---------- Dataset records
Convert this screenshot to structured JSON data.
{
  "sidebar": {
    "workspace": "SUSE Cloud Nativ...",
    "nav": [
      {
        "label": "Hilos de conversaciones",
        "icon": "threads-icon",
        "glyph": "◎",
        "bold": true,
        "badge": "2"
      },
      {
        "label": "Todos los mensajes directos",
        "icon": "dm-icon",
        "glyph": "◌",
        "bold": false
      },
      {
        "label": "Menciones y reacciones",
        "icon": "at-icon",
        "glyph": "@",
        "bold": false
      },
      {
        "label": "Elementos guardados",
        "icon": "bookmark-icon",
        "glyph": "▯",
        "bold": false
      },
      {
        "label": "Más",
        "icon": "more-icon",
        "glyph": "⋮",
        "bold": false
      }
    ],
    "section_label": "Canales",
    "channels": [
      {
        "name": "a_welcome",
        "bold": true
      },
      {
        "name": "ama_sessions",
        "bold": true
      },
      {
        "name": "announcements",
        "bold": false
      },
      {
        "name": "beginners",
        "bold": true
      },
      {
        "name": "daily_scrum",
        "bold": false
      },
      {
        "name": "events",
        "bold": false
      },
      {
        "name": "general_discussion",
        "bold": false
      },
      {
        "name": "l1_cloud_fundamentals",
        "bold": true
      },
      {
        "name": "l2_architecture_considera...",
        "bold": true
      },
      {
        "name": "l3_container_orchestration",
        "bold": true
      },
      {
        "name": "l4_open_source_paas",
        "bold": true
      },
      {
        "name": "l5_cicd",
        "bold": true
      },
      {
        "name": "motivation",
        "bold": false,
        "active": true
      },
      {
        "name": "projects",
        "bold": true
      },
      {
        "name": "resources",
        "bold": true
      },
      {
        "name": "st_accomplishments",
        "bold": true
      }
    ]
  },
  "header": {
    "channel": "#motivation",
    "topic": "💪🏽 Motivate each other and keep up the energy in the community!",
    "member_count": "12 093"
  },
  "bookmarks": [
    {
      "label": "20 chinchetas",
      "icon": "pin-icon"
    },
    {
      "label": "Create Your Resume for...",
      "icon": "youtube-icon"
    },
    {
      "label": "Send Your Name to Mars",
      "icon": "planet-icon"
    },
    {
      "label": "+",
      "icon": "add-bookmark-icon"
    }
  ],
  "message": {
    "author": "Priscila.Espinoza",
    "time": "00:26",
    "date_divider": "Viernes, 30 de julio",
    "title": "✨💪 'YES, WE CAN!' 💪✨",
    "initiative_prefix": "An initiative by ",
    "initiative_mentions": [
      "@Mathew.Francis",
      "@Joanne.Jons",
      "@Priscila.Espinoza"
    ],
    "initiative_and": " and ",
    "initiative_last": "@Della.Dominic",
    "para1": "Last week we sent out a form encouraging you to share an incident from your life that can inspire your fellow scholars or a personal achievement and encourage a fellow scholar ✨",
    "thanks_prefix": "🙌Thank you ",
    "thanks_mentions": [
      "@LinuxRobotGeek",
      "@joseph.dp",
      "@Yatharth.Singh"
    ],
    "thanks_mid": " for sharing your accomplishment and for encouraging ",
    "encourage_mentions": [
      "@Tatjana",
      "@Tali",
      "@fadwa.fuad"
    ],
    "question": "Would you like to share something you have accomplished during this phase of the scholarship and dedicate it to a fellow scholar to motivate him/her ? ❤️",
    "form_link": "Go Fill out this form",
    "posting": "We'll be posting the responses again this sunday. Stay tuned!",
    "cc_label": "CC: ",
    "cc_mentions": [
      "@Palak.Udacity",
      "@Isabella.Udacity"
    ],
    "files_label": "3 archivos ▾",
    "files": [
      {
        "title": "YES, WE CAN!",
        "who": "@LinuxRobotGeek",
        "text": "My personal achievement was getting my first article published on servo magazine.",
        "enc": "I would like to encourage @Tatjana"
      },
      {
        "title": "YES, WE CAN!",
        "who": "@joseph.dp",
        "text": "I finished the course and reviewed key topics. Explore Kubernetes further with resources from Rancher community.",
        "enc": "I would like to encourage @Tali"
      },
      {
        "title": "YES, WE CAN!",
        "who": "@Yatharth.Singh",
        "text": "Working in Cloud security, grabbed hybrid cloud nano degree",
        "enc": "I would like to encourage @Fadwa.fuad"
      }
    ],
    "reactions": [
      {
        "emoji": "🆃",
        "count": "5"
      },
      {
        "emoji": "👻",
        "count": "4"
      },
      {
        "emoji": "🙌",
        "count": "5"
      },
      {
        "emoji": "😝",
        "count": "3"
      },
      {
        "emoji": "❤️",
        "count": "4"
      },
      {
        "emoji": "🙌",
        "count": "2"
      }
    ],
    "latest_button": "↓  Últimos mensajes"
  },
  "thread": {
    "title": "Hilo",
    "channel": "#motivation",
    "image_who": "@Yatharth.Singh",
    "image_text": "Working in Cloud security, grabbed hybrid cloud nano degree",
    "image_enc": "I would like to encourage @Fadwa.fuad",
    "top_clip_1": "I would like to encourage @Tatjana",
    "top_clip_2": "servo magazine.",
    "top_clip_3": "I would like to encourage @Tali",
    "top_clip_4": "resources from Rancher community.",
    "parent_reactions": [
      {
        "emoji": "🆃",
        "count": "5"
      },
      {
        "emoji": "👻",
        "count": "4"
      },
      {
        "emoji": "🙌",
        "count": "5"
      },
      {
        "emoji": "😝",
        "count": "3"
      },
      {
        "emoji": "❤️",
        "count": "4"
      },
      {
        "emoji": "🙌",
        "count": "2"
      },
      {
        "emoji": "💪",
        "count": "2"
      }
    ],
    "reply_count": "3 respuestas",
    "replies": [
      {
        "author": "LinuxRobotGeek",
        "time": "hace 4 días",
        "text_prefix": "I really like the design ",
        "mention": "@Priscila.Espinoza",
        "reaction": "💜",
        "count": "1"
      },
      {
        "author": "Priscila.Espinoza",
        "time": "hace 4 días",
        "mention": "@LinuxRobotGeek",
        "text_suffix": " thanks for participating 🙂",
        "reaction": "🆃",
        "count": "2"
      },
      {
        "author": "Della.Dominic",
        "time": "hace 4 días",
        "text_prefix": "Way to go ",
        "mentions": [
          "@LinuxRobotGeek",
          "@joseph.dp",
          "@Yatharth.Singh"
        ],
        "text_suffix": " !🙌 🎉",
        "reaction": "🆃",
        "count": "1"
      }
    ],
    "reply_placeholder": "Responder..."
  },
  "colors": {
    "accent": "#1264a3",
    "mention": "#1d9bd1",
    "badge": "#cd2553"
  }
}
--------------------
→ **What to work on**: Pick out and copy the lines of the entries that hold the string "Rancher".

→ **Solved exercise**:
        "text": "I finished the course and reviewed key topics. Explore Kubernetes further with resources from Rancher community.",
    "top_clip_4": "resources from Rancher community.",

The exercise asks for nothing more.